Retype all of the listing exactly, passing over any picture you find.

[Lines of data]

## start

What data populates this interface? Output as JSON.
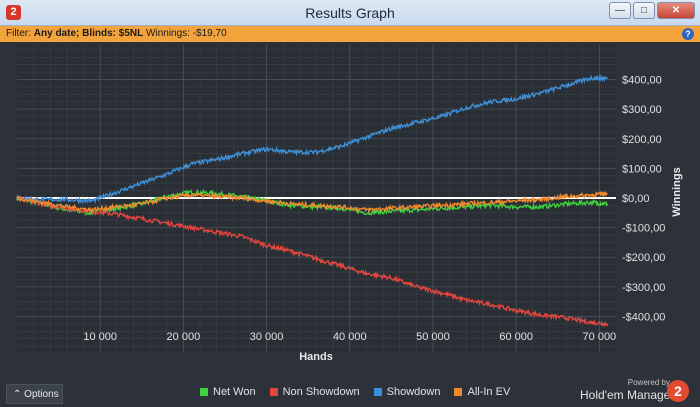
{
  "window": {
    "title": "Results Graph",
    "app_icon": "2",
    "buttons": {
      "minimize": "—",
      "maximize": "□",
      "close": "✕"
    }
  },
  "filter": {
    "label": "Filter:",
    "date": "Any date;",
    "blinds": "Blinds: $5NL",
    "winnings_label": "Winnings:",
    "winnings_value": "-$19,70"
  },
  "options_label": "Options",
  "powered_by": "Powered by",
  "brand": "Hold'em Manager",
  "brand_logo": "2",
  "chart_data": {
    "type": "line",
    "xlabel": "Hands",
    "ylabel": "Winnings",
    "xlim": [
      0,
      72000
    ],
    "ylim": [
      -520,
      520
    ],
    "x_ticks": [
      10000,
      20000,
      30000,
      40000,
      50000,
      60000,
      70000
    ],
    "x_tick_labels": [
      "10 000",
      "20 000",
      "30 000",
      "40 000",
      "50 000",
      "60 000",
      "70 000"
    ],
    "y_ticks": [
      400,
      300,
      200,
      100,
      0,
      -100,
      -200,
      -300,
      -400
    ],
    "y_tick_labels": [
      "$400,00",
      "$300,00",
      "$200,00",
      "$100,00",
      "$0,00",
      "-$100,00",
      "-$200,00",
      "-$300,00",
      "-$400,00"
    ],
    "grid": true,
    "zero_line": true,
    "series": [
      {
        "name": "Net Won",
        "color": "#3fcf3f",
        "x": [
          0,
          3000,
          6000,
          9000,
          12000,
          15000,
          18000,
          21000,
          24000,
          27000,
          30000,
          33000,
          36000,
          39000,
          42000,
          45000,
          48000,
          51000,
          54000,
          57000,
          60000,
          63000,
          66000,
          69000,
          71000
        ],
        "values": [
          0,
          -20,
          -40,
          -50,
          -35,
          -20,
          5,
          20,
          15,
          5,
          -10,
          -25,
          -30,
          -35,
          -50,
          -45,
          -40,
          -35,
          -30,
          -25,
          -30,
          -30,
          -20,
          -15,
          -20
        ]
      },
      {
        "name": "Non Showdown",
        "color": "#e2473f",
        "x": [
          0,
          3000,
          6000,
          9000,
          12000,
          15000,
          18000,
          21000,
          24000,
          27000,
          30000,
          33000,
          36000,
          39000,
          42000,
          45000,
          48000,
          51000,
          54000,
          57000,
          60000,
          63000,
          66000,
          69000,
          71000
        ],
        "values": [
          0,
          -20,
          -35,
          -45,
          -55,
          -70,
          -85,
          -100,
          -115,
          -130,
          -160,
          -180,
          -205,
          -230,
          -255,
          -270,
          -300,
          -320,
          -345,
          -360,
          -380,
          -395,
          -405,
          -420,
          -425
        ]
      },
      {
        "name": "Showdown",
        "color": "#3e8fd7",
        "x": [
          0,
          3000,
          6000,
          9000,
          12000,
          15000,
          18000,
          21000,
          24000,
          27000,
          30000,
          33000,
          36000,
          39000,
          42000,
          45000,
          48000,
          51000,
          54000,
          57000,
          60000,
          63000,
          66000,
          69000,
          71000
        ],
        "values": [
          0,
          -5,
          -5,
          -10,
          20,
          50,
          80,
          115,
          130,
          150,
          165,
          155,
          155,
          175,
          205,
          235,
          255,
          275,
          305,
          325,
          335,
          355,
          380,
          405,
          405
        ]
      },
      {
        "name": "All-In EV",
        "color": "#ef8a2c",
        "x": [
          0,
          3000,
          6000,
          9000,
          12000,
          15000,
          18000,
          21000,
          24000,
          27000,
          30000,
          33000,
          36000,
          39000,
          42000,
          45000,
          48000,
          51000,
          54000,
          57000,
          60000,
          63000,
          66000,
          69000,
          71000
        ],
        "values": [
          0,
          -15,
          -30,
          -40,
          -30,
          -20,
          0,
          10,
          5,
          0,
          -10,
          -20,
          -25,
          -30,
          -40,
          -35,
          -30,
          -25,
          -20,
          -15,
          -10,
          -5,
          5,
          10,
          15
        ]
      }
    ]
  }
}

## end

## Task response:
What data populates this interface? Output as JSON.
{
  "window": {
    "title": "Results Graph",
    "app_icon": "2",
    "buttons": {
      "minimize": "—",
      "maximize": "□",
      "close": "✕"
    }
  },
  "filter": {
    "label": "Filter:",
    "date": "Any date;",
    "blinds": "Blinds: $5NL",
    "winnings_label": "Winnings:",
    "winnings_value": "-$19,70"
  },
  "options_label": "Options",
  "powered_by": "Powered by",
  "brand": "Hold'em Manager",
  "brand_logo": "2",
  "chart_data": {
    "type": "line",
    "xlabel": "Hands",
    "ylabel": "Winnings",
    "xlim": [
      0,
      72000
    ],
    "ylim": [
      -520,
      520
    ],
    "x_ticks": [
      10000,
      20000,
      30000,
      40000,
      50000,
      60000,
      70000
    ],
    "x_tick_labels": [
      "10 000",
      "20 000",
      "30 000",
      "40 000",
      "50 000",
      "60 000",
      "70 000"
    ],
    "y_ticks": [
      400,
      300,
      200,
      100,
      0,
      -100,
      -200,
      -300,
      -400
    ],
    "y_tick_labels": [
      "$400,00",
      "$300,00",
      "$200,00",
      "$100,00",
      "$0,00",
      "-$100,00",
      "-$200,00",
      "-$300,00",
      "-$400,00"
    ],
    "grid": true,
    "zero_line": true,
    "series": [
      {
        "name": "Net Won",
        "color": "#3fcf3f",
        "x": [
          0,
          3000,
          6000,
          9000,
          12000,
          15000,
          18000,
          21000,
          24000,
          27000,
          30000,
          33000,
          36000,
          39000,
          42000,
          45000,
          48000,
          51000,
          54000,
          57000,
          60000,
          63000,
          66000,
          69000,
          71000
        ],
        "values": [
          0,
          -20,
          -40,
          -50,
          -35,
          -20,
          5,
          20,
          15,
          5,
          -10,
          -25,
          -30,
          -35,
          -50,
          -45,
          -40,
          -35,
          -30,
          -25,
          -30,
          -30,
          -20,
          -15,
          -20
        ]
      },
      {
        "name": "Non Showdown",
        "color": "#e2473f",
        "x": [
          0,
          3000,
          6000,
          9000,
          12000,
          15000,
          18000,
          21000,
          24000,
          27000,
          30000,
          33000,
          36000,
          39000,
          42000,
          45000,
          48000,
          51000,
          54000,
          57000,
          60000,
          63000,
          66000,
          69000,
          71000
        ],
        "values": [
          0,
          -20,
          -35,
          -45,
          -55,
          -70,
          -85,
          -100,
          -115,
          -130,
          -160,
          -180,
          -205,
          -230,
          -255,
          -270,
          -300,
          -320,
          -345,
          -360,
          -380,
          -395,
          -405,
          -420,
          -425
        ]
      },
      {
        "name": "Showdown",
        "color": "#3e8fd7",
        "x": [
          0,
          3000,
          6000,
          9000,
          12000,
          15000,
          18000,
          21000,
          24000,
          27000,
          30000,
          33000,
          36000,
          39000,
          42000,
          45000,
          48000,
          51000,
          54000,
          57000,
          60000,
          63000,
          66000,
          69000,
          71000
        ],
        "values": [
          0,
          -5,
          -5,
          -10,
          20,
          50,
          80,
          115,
          130,
          150,
          165,
          155,
          155,
          175,
          205,
          235,
          255,
          275,
          305,
          325,
          335,
          355,
          380,
          405,
          405
        ]
      },
      {
        "name": "All-In EV",
        "color": "#ef8a2c",
        "x": [
          0,
          3000,
          6000,
          9000,
          12000,
          15000,
          18000,
          21000,
          24000,
          27000,
          30000,
          33000,
          36000,
          39000,
          42000,
          45000,
          48000,
          51000,
          54000,
          57000,
          60000,
          63000,
          66000,
          69000,
          71000
        ],
        "values": [
          0,
          -15,
          -30,
          -40,
          -30,
          -20,
          0,
          10,
          5,
          0,
          -10,
          -20,
          -25,
          -30,
          -40,
          -35,
          -30,
          -25,
          -20,
          -15,
          -10,
          -5,
          5,
          10,
          15
        ]
      }
    ]
  }
}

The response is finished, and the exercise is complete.